#### Exercise task:
Restate, word for word, all of the material shown below.

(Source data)
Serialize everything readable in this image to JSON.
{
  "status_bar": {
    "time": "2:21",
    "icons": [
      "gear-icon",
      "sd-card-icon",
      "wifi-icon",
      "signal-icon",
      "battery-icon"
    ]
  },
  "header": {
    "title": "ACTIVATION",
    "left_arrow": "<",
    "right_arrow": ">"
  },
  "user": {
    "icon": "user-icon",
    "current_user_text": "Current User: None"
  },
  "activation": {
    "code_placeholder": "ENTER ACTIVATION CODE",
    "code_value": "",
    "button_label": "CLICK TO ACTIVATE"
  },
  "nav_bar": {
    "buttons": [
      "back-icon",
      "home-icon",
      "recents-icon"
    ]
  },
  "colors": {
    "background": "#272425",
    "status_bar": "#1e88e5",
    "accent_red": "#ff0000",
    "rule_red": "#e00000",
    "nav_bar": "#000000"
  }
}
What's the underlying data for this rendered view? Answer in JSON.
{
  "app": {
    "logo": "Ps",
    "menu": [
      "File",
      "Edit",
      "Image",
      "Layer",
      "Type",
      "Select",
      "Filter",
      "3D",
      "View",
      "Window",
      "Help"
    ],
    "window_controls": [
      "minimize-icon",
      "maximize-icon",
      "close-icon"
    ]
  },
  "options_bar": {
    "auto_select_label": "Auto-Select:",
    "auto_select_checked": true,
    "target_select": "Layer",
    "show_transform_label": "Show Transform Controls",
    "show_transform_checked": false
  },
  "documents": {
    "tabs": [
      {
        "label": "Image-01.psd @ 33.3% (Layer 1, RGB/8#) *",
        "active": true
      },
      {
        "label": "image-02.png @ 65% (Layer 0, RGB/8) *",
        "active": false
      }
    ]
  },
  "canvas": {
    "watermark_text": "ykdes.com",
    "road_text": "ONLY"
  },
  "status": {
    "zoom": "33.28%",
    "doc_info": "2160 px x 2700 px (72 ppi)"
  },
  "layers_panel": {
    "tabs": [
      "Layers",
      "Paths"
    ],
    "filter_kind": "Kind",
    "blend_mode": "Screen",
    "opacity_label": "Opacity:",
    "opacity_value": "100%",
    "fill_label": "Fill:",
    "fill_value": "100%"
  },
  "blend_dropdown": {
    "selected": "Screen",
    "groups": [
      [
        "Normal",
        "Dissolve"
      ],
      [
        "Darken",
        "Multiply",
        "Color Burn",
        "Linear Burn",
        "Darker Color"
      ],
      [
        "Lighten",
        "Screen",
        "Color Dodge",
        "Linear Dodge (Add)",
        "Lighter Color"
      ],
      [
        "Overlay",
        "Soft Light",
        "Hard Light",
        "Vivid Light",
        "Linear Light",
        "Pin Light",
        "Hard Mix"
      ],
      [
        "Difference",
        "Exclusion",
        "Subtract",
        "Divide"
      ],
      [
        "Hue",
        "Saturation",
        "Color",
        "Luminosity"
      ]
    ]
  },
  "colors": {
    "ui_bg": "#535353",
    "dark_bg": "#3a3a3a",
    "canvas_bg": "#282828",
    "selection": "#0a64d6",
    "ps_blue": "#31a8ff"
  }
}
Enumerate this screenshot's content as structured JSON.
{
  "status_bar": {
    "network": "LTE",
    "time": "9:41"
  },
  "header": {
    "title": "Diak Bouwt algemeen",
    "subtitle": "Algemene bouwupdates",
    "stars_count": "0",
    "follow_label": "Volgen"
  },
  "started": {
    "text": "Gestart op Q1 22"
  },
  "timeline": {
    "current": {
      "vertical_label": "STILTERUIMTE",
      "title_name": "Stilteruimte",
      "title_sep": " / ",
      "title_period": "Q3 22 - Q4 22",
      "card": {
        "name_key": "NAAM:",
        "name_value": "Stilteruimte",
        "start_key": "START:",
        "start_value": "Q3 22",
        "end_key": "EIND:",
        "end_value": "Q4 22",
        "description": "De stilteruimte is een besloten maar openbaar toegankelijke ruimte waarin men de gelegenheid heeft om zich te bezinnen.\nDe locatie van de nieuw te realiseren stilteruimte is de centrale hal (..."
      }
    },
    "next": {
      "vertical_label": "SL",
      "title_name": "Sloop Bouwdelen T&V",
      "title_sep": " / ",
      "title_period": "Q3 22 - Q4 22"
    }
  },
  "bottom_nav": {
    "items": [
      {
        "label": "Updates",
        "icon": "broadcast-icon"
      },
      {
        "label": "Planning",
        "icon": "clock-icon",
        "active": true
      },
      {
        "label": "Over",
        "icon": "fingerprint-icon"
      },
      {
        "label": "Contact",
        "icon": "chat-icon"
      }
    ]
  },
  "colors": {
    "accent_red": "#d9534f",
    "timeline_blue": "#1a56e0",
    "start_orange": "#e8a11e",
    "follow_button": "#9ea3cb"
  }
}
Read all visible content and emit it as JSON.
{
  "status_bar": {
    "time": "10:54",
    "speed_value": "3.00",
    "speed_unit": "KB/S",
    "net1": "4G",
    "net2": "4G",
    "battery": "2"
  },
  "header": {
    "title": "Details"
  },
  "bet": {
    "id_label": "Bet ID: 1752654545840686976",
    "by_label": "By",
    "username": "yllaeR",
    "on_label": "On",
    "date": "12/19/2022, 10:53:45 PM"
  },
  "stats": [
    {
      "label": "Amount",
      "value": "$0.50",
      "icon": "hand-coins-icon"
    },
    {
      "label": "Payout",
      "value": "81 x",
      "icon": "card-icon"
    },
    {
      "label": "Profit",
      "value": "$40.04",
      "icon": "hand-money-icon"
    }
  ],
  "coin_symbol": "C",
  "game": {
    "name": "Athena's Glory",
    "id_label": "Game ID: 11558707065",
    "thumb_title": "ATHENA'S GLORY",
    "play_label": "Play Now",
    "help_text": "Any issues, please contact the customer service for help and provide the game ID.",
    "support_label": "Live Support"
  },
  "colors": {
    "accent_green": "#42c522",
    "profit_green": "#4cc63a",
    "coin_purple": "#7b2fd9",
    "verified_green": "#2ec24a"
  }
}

#### Exercise output:
Serialize everything readable in this image to JSON.
{
  "status_bar": {
    "time": "2:21",
    "icons": [
      "gear-icon",
      "sd-card-icon",
      "wifi-icon",
      "signal-icon",
      "battery-icon"
    ]
  },
  "header": {
    "title": "ACTIVATION",
    "left_arrow": "<",
    "right_arrow": ">"
  },
  "user": {
    "icon": "user-icon",
    "current_user_text": "Current User: None"
  },
  "activation": {
    "code_placeholder": "ENTER ACTIVATION CODE",
    "code_value": "",
    "button_label": "CLICK TO ACTIVATE"
  },
  "nav_bar": {
    "buttons": [
      "back-icon",
      "home-icon",
      "recents-icon"
    ]
  },
  "colors": {
    "background": "#272425",
    "status_bar": "#1e88e5",
    "accent_red": "#ff0000",
    "rule_red": "#e00000",
    "nav_bar": "#000000"
  }
}
What's the underlying data for this rendered view? Answer in JSON.
{
  "app": {
    "logo": "Ps",
    "menu": [
      "File",
      "Edit",
      "Image",
      "Layer",
      "Type",
      "Select",
      "Filter",
      "3D",
      "View",
      "Window",
      "Help"
    ],
    "window_controls": [
      "minimize-icon",
      "maximize-icon",
      "close-icon"
    ]
  },
  "options_bar": {
    "auto_select_label": "Auto-Select:",
    "auto_select_checked": true,
    "target_select": "Layer",
    "show_transform_label": "Show Transform Controls",
    "show_transform_checked": false
  },
  "documents": {
    "tabs": [
      {
        "label": "Image-01.psd @ 33.3% (Layer 1, RGB/8#) *",
        "active": true
      },
      {
        "label": "image-02.png @ 65% (Layer 0, RGB/8) *",
        "active": false
      }
    ]
  },
  "canvas": {
    "watermark_text": "ykdes.com",
    "road_text": "ONLY"
  },
  "status": {
    "zoom": "33.28%",
    "doc_info": "2160 px x 2700 px (72 ppi)"
  },
  "layers_panel": {
    "tabs": [
      "Layers",
      "Paths"
    ],
    "filter_kind": "Kind",
    "blend_mode": "Screen",
    "opacity_label": "Opacity:",
    "opacity_value": "100%",
    "fill_label": "Fill:",
    "fill_value": "100%"
  },
  "blend_dropdown": {
    "selected": "Screen",
    "groups": [
      [
        "Normal",
        "Dissolve"
      ],
      [
        "Darken",
        "Multiply",
        "Color Burn",
        "Linear Burn",
        "Darker Color"
      ],
      [
        "Lighten",
        "Screen",
        "Color Dodge",
        "Linear Dodge (Add)",
        "Lighter Color"
      ],
      [
        "Overlay",
        "Soft Light",
        "Hard Light",
        "Vivid Light",
        "Linear Light",
        "Pin Light",
        "Hard Mix"
      ],
      [
        "Difference",
        "Exclusion",
        "Subtract",
        "Divide"
      ],
      [
        "Hue",
        "Saturation",
        "Color",
        "Luminosity"
      ]
    ]
  },
  "colors": {
    "ui_bg": "#535353",
    "dark_bg": "#3a3a3a",
    "canvas_bg": "#282828",
    "selection": "#0a64d6",
    "ps_blue": "#31a8ff"
  }
}
Enumerate this screenshot's content as structured JSON.
{
  "status_bar": {
    "network": "LTE",
    "time": "9:41"
  },
  "header": {
    "title": "Diak Bouwt algemeen",
    "subtitle": "Algemene bouwupdates",
    "stars_count": "0",
    "follow_label": "Volgen"
  },
  "started": {
    "text": "Gestart op Q1 22"
  },
  "timeline": {
    "current": {
      "vertical_label": "STILTERUIMTE",
      "title_name": "Stilteruimte",
      "title_sep": " / ",
      "title_period": "Q3 22 - Q4 22",
      "card": {
        "name_key": "NAAM:",
        "name_value": "Stilteruimte",
        "start_key": "START:",
        "start_value": "Q3 22",
        "end_key": "EIND:",
        "end_value": "Q4 22",
        "description": "De stilteruimte is een besloten maar openbaar toegankelijke ruimte waarin men de gelegenheid heeft om zich te bezinnen.\nDe locatie van de nieuw te realiseren stilteruimte is de centrale hal (..."
      }
    },
    "next": {
      "vertical_label": "SL",
      "title_name": "Sloop Bouwdelen T&V",
      "title_sep": " / ",
      "title_period": "Q3 22 - Q4 22"
    }
  },
  "bottom_nav": {
    "items": [
      {
        "label": "Updates",
        "icon": "broadcast-icon"
      },
      {
        "label": "Planning",
        "icon": "clock-icon",
        "active": true
      },
      {
        "label": "Over",
        "icon": "fingerprint-icon"
      },
      {
        "label": "Contact",
        "icon": "chat-icon"
      }
    ]
  },
  "colors": {
    "accent_red": "#d9534f",
    "timeline_blue": "#1a56e0",
    "start_orange": "#e8a11e",
    "follow_button": "#9ea3cb"
  }
}
Read all visible content and emit it as JSON.
{
  "status_bar": {
    "time": "10:54",
    "speed_value": "3.00",
    "speed_unit": "KB/S",
    "net1": "4G",
    "net2": "4G",
    "battery": "2"
  },
  "header": {
    "title": "Details"
  },
  "bet": {
    "id_label": "Bet ID: 1752654545840686976",
    "by_label": "By",
    "username": "yllaeR",
    "on_label": "On",
    "date": "12/19/2022, 10:53:45 PM"
  },
  "stats": [
    {
      "label": "Amount",
      "value": "$0.50",
      "icon": "hand-coins-icon"
    },
    {
      "label": "Payout",
      "value": "81 x",
      "icon": "card-icon"
    },
    {
      "label": "Profit",
      "value": "$40.04",
      "icon": "hand-money-icon"
    }
  ],
  "coin_symbol": "C",
  "game": {
    "name": "Athena's Glory",
    "id_label": "Game ID: 11558707065",
    "thumb_title": "ATHENA'S GLORY",
    "play_label": "Play Now",
    "help_text": "Any issues, please contact the customer service for help and provide the game ID.",
    "support_label": "Live Support"
  },
  "colors": {
    "accent_green": "#42c522",
    "profit_green": "#4cc63a",
    "coin_purple": "#7b2fd9",
    "verified_green": "#2ec24a"
  }
}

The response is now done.